[Extracted records]
^^^^

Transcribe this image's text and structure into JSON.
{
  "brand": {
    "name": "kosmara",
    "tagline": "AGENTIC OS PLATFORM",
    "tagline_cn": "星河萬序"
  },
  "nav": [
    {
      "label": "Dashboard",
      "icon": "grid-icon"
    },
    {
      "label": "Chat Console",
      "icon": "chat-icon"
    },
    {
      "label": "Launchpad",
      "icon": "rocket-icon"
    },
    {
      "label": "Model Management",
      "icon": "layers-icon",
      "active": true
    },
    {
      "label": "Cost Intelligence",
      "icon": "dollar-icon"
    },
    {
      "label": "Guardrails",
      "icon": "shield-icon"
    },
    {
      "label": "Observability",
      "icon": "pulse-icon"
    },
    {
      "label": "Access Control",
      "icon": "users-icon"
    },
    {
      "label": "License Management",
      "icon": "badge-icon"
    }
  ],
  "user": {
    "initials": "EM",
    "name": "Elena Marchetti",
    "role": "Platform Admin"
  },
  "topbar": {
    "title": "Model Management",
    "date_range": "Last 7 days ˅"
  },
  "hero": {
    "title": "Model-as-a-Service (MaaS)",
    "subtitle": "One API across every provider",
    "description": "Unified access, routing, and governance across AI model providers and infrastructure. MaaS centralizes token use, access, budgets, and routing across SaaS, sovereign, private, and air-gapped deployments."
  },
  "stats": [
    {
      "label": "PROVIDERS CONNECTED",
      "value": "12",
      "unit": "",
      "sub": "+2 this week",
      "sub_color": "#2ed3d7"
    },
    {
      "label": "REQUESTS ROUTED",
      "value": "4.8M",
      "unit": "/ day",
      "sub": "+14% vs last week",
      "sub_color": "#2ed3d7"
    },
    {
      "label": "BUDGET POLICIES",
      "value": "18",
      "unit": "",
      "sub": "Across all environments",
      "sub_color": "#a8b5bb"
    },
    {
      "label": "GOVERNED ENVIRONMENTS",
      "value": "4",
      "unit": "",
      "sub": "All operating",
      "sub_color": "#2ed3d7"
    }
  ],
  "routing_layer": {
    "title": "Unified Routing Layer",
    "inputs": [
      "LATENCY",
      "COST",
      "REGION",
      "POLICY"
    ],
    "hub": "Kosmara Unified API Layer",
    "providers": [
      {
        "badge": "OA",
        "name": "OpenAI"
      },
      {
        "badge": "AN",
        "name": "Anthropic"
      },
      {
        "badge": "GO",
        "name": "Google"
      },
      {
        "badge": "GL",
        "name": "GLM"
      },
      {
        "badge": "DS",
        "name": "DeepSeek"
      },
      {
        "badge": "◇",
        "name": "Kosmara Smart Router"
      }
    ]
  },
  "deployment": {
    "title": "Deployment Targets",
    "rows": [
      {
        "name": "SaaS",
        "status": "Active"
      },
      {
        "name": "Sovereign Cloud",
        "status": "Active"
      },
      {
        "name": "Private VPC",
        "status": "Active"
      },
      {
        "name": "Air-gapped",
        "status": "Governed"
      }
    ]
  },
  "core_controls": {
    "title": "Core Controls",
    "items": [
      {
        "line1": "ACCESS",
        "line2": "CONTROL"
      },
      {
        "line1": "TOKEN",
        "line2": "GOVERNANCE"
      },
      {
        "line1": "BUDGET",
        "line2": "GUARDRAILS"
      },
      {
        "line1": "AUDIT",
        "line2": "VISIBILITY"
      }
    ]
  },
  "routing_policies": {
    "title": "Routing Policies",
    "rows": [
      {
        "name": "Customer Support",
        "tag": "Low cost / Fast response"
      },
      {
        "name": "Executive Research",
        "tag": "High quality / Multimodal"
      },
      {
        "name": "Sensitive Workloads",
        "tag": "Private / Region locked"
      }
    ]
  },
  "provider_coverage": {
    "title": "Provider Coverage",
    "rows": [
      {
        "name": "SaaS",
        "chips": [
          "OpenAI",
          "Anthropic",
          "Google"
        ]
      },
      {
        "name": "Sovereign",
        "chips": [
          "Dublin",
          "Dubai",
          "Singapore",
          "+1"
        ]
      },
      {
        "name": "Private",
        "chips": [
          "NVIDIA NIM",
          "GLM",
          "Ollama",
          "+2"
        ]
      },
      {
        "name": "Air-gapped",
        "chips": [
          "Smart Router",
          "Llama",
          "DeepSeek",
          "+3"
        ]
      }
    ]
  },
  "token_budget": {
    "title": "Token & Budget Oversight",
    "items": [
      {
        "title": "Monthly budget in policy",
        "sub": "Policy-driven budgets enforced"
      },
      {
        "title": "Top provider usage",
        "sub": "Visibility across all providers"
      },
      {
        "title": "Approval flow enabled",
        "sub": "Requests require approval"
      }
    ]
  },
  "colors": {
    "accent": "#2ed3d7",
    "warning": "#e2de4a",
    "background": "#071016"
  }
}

^^^^

» **Required work**: Extract the complete listing above, reproducing each line exactly.

» **Response to this exercise**:
Transcribe this image's text and structure into JSON.
{
  "brand": {
    "name": "kosmara",
    "tagline": "AGENTIC OS PLATFORM",
    "tagline_cn": "星河萬序"
  },
  "nav": [
    {
      "label": "Dashboard",
      "icon": "grid-icon"
    },
    {
      "label": "Chat Console",
      "icon": "chat-icon"
    },
    {
      "label": "Launchpad",
      "icon": "rocket-icon"
    },
    {
      "label": "Model Management",
      "icon": "layers-icon",
      "active": true
    },
    {
      "label": "Cost Intelligence",
      "icon": "dollar-icon"
    },
    {
      "label": "Guardrails",
      "icon": "shield-icon"
    },
    {
      "label": "Observability",
      "icon": "pulse-icon"
    },
    {
      "label": "Access Control",
      "icon": "users-icon"
    },
    {
      "label": "License Management",
      "icon": "badge-icon"
    }
  ],
  "user": {
    "initials": "EM",
    "name": "Elena Marchetti",
    "role": "Platform Admin"
  },
  "topbar": {
    "title": "Model Management",
    "date_range": "Last 7 days ˅"
  },
  "hero": {
    "title": "Model-as-a-Service (MaaS)",
    "subtitle": "One API across every provider",
    "description": "Unified access, routing, and governance across AI model providers and infrastructure. MaaS centralizes token use, access, budgets, and routing across SaaS, sovereign, private, and air-gapped deployments."
  },
  "stats": [
    {
      "label": "PROVIDERS CONNECTED",
      "value": "12",
      "unit": "",
      "sub": "+2 this week",
      "sub_color": "#2ed3d7"
    },
    {
      "label": "REQUESTS ROUTED",
      "value": "4.8M",
      "unit": "/ day",
      "sub": "+14% vs last week",
      "sub_color": "#2ed3d7"
    },
    {
      "label": "BUDGET POLICIES",
      "value": "18",
      "unit": "",
      "sub": "Across all environments",
      "sub_color": "#a8b5bb"
    },
    {
      "label": "GOVERNED ENVIRONMENTS",
      "value": "4",
      "unit": "",
      "sub": "All operating",
      "sub_color": "#2ed3d7"
    }
  ],
  "routing_layer": {
    "title": "Unified Routing Layer",
    "inputs": [
      "LATENCY",
      "COST",
      "REGION",
      "POLICY"
    ],
    "hub": "Kosmara Unified API Layer",
    "providers": [
      {
        "badge": "OA",
        "name": "OpenAI"
      },
      {
        "badge": "AN",
        "name": "Anthropic"
      },
      {
        "badge": "GO",
        "name": "Google"
      },
      {
        "badge": "GL",
        "name": "GLM"
      },
      {
        "badge": "DS",
        "name": "DeepSeek"
      },
      {
        "badge": "◇",
        "name": "Kosmara Smart Router"
      }
    ]
  },
  "deployment": {
    "title": "Deployment Targets",
    "rows": [
      {
        "name": "SaaS",
        "status": "Active"
      },
      {
        "name": "Sovereign Cloud",
        "status": "Active"
      },
      {
        "name": "Private VPC",
        "status": "Active"
      },
      {
        "name": "Air-gapped",
        "status": "Governed"
      }
    ]
  },
  "core_controls": {
    "title": "Core Controls",
    "items": [
      {
        "line1": "ACCESS",
        "line2": "CONTROL"
      },
      {
        "line1": "TOKEN",
        "line2": "GOVERNANCE"
      },
      {
        "line1": "BUDGET",
        "line2": "GUARDRAILS"
      },
      {
        "line1": "AUDIT",
        "line2": "VISIBILITY"
      }
    ]
  },
  "routing_policies": {
    "title": "Routing Policies",
    "rows": [
      {
        "name": "Customer Support",
        "tag": "Low cost / Fast response"
      },
      {
        "name": "Executive Research",
        "tag": "High quality / Multimodal"
      },
      {
        "name": "Sensitive Workloads",
        "tag": "Private / Region locked"
      }
    ]
  },
  "provider_coverage": {
    "title": "Provider Coverage",
    "rows": [
      {
        "name": "SaaS",
        "chips": [
          "OpenAI",
          "Anthropic",
          "Google"
        ]
      },
      {
        "name": "Sovereign",
        "chips": [
          "Dublin",
          "Dubai",
          "Singapore",
          "+1"
        ]
      },
      {
        "name": "Private",
        "chips": [
          "NVIDIA NIM",
          "GLM",
          "Ollama",
          "+2"
        ]
      },
      {
        "name": "Air-gapped",
        "chips": [
          "Smart Router",
          "Llama",
          "DeepSeek",
          "+3"
        ]
      }
    ]
  },
  "token_budget": {
    "title": "Token & Budget Oversight",
    "items": [
      {
        "title": "Monthly budget in policy",
        "sub": "Policy-driven budgets enforced"
      },
      {
        "title": "Top provider usage",
        "sub": "Visibility across all providers"
      },
      {
        "title": "Approval flow enabled",
        "sub": "Requests require approval"
      }
    ]
  },
  "colors": {
    "accent": "#2ed3d7",
    "warning": "#e2de4a",
    "background": "#071016"
  }
}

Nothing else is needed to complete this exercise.